_STATED PROBLEM_:
Copy out every line in the entries below that includes "chevron".

_DATASET CONTENT_:

- - - -

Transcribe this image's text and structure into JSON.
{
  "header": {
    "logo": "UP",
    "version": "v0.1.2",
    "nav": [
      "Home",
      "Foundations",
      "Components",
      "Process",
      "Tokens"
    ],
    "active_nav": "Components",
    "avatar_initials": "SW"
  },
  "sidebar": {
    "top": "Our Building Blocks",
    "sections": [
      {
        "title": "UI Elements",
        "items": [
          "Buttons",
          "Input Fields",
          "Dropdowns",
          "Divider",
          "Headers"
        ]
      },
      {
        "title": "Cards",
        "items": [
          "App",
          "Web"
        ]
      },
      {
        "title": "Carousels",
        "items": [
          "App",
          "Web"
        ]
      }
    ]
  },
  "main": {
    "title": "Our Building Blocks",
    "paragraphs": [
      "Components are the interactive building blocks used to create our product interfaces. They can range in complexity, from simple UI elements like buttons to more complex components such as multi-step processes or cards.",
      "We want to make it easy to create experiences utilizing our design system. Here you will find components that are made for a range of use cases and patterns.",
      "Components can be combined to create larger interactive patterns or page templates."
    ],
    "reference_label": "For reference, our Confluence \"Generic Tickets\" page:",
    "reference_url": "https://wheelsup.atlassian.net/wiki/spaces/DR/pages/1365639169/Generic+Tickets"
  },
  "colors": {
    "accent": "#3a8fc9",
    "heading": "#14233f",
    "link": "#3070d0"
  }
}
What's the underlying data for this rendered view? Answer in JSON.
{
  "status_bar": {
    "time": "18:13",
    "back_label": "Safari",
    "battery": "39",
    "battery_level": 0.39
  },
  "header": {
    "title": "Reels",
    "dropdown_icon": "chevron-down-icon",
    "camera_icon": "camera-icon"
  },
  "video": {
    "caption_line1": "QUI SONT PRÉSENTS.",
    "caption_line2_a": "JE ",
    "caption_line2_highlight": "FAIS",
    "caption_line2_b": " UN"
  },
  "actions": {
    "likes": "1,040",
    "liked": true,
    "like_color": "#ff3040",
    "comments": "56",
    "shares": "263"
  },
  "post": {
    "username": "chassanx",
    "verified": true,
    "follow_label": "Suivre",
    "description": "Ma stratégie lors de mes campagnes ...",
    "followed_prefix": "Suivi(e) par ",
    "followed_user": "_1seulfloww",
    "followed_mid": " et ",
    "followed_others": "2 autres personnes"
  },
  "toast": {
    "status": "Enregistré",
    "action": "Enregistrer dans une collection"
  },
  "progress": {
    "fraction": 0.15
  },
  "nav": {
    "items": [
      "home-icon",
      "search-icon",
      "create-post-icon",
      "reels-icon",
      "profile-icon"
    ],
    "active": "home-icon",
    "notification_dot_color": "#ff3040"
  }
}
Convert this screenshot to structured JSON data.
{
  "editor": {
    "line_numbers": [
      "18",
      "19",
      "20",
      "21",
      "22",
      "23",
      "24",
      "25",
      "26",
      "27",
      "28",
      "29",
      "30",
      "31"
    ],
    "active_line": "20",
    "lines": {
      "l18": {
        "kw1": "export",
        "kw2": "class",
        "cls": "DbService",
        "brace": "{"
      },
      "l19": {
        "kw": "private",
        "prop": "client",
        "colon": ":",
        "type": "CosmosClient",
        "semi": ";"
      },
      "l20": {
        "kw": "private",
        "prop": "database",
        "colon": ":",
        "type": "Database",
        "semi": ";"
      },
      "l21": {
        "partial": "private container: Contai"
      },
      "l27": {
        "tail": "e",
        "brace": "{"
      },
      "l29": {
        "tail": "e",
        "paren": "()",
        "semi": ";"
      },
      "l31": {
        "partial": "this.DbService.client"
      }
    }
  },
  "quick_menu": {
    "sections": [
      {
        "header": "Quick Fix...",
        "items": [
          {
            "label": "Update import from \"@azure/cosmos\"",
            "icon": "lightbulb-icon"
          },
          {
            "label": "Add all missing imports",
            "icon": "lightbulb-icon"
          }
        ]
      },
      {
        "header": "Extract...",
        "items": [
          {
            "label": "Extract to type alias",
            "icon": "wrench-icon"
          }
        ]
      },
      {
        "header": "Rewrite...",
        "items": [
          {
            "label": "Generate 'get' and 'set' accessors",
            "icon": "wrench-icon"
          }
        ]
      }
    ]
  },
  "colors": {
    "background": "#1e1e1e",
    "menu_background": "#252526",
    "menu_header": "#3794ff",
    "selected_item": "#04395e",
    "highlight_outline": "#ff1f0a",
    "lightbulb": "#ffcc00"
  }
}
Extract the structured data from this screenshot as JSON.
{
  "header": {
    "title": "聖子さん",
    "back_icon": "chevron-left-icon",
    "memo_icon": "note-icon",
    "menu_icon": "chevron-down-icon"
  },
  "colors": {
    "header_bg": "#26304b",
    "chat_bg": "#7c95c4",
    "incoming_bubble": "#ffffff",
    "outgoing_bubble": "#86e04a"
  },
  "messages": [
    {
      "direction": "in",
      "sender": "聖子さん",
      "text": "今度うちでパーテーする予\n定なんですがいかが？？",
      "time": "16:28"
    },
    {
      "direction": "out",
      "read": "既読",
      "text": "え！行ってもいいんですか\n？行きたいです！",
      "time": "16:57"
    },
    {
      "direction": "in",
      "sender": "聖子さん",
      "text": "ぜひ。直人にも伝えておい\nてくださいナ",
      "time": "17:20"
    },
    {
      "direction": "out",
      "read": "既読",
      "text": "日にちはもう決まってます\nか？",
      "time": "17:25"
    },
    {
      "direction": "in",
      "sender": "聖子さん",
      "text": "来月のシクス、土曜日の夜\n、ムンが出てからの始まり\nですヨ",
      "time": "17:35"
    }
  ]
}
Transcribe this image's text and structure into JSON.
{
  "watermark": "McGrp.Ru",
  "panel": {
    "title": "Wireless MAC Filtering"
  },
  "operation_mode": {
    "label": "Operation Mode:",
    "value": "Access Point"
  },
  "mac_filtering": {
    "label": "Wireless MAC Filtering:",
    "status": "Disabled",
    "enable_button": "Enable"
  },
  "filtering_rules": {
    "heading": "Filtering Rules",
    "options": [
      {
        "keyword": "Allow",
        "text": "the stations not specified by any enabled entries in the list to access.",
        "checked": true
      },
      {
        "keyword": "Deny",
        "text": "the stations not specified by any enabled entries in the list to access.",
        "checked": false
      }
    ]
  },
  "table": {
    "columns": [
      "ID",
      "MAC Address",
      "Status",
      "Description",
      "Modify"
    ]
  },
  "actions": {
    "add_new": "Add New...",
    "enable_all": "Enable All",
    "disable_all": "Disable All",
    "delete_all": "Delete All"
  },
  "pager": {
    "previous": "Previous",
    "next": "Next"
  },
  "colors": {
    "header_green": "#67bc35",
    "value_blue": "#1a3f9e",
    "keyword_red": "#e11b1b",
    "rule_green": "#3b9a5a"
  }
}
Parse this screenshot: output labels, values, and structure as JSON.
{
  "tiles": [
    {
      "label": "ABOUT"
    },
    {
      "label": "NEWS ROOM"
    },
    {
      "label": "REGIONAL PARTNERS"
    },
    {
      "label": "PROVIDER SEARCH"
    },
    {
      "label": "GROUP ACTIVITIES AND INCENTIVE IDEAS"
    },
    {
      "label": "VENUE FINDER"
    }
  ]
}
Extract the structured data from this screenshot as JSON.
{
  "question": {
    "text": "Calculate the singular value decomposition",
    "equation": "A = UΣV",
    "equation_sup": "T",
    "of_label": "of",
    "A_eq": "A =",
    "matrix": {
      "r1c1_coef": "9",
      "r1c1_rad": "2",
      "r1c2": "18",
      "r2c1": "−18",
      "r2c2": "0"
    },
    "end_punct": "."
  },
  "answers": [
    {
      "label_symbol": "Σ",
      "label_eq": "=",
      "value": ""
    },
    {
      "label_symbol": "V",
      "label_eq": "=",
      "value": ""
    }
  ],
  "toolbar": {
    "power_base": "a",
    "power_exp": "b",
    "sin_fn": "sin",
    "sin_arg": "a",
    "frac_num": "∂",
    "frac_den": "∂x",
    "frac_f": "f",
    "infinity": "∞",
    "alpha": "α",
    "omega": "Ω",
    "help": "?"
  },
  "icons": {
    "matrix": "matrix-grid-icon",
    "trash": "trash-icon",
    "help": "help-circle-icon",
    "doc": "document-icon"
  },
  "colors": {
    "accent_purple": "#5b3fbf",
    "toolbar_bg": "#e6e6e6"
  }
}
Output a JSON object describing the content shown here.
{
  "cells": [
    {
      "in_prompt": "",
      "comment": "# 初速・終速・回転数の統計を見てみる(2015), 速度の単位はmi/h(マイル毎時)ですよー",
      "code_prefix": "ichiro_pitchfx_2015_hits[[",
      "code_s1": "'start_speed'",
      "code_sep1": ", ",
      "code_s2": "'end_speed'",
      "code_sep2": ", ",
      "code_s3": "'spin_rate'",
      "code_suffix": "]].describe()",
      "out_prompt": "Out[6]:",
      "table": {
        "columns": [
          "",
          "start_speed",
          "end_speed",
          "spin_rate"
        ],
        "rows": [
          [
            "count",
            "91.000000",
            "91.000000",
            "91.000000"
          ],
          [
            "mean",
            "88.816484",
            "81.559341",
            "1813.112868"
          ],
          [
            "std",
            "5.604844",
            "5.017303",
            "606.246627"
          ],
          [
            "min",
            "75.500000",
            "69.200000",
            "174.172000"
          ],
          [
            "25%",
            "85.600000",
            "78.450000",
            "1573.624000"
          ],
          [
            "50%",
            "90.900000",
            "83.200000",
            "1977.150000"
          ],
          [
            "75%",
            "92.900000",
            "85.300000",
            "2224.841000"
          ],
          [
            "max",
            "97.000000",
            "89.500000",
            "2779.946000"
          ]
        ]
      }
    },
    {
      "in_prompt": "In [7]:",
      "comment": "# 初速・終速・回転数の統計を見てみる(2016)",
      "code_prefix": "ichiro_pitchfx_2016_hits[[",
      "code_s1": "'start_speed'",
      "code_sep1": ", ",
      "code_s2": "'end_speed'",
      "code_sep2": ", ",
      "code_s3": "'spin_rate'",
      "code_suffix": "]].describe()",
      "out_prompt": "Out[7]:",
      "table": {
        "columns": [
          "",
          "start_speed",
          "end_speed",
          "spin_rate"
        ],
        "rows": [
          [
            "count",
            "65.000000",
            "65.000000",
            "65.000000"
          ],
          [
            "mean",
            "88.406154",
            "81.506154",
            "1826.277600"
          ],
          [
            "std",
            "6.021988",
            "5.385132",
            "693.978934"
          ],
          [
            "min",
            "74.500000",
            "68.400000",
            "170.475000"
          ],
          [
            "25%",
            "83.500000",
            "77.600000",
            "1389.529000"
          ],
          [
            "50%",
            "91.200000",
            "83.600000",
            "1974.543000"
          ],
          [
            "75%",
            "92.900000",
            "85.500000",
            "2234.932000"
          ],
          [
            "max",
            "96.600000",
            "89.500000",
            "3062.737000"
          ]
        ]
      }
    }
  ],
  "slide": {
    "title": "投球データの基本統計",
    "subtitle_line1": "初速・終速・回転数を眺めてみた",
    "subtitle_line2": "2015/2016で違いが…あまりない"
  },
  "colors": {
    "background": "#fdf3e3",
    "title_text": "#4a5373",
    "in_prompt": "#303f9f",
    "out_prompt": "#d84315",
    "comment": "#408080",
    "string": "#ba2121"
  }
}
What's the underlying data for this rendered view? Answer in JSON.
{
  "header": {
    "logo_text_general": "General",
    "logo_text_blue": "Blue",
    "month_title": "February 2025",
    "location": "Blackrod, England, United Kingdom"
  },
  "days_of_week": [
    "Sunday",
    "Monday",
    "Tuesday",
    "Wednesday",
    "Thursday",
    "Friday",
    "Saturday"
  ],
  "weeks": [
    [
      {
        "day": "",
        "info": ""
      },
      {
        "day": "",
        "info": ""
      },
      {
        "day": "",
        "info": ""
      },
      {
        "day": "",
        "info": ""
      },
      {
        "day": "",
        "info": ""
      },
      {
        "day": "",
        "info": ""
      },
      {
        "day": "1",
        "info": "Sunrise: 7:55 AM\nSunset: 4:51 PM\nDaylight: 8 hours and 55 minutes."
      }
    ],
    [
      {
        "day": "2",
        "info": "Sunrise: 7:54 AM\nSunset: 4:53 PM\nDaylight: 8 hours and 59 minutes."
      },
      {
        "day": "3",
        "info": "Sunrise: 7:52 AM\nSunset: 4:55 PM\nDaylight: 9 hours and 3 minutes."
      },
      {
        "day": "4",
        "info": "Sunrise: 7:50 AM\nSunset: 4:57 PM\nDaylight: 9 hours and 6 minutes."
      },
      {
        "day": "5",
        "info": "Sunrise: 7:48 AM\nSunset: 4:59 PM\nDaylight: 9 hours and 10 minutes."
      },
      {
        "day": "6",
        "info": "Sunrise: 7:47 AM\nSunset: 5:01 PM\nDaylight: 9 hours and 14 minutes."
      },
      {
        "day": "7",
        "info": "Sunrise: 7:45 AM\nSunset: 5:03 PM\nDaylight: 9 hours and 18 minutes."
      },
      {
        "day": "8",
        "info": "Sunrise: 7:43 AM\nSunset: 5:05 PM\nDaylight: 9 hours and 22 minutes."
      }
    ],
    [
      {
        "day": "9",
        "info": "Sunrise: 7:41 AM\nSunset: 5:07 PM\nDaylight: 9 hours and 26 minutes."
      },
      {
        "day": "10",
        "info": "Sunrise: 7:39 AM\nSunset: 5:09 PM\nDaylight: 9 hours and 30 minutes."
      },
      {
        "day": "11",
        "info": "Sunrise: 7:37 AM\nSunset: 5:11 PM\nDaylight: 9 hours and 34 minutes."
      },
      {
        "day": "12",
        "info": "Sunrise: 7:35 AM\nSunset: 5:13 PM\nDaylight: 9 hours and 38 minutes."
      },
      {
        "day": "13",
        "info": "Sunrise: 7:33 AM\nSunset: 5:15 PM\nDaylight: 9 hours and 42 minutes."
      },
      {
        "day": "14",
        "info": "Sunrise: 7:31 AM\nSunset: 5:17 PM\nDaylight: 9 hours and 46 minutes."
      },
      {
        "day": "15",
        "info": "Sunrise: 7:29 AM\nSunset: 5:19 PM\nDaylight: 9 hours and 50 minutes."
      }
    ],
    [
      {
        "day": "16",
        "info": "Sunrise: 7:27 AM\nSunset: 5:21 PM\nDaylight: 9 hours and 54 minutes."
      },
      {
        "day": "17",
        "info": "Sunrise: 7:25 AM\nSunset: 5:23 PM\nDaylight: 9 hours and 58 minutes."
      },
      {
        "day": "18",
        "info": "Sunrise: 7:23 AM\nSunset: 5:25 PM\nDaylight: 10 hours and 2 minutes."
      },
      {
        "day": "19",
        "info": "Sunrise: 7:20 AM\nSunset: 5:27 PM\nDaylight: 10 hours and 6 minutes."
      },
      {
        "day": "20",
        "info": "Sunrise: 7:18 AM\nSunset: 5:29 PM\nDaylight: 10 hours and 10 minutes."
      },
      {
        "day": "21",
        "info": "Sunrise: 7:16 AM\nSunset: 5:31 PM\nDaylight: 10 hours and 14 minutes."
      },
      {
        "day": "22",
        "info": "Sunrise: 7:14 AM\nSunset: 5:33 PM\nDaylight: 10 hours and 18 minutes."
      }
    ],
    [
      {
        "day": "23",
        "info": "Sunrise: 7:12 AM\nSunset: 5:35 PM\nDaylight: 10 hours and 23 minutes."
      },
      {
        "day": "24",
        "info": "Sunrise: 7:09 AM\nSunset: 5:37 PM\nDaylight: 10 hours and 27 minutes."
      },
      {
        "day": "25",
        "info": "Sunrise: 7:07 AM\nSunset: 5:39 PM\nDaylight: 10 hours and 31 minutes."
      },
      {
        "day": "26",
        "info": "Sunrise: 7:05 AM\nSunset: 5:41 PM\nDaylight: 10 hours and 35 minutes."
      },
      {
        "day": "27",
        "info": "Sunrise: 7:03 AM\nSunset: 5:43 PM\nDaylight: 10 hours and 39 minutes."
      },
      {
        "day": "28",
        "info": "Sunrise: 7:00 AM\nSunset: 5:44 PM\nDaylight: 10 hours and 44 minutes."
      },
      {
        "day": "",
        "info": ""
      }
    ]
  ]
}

- - - -

_OUTPUT OF THE TASK_:
    "dropdown_icon": "chevron-down-icon",
    "back_icon": "chevron-left-icon",
    "menu_icon": "chevron-down-icon"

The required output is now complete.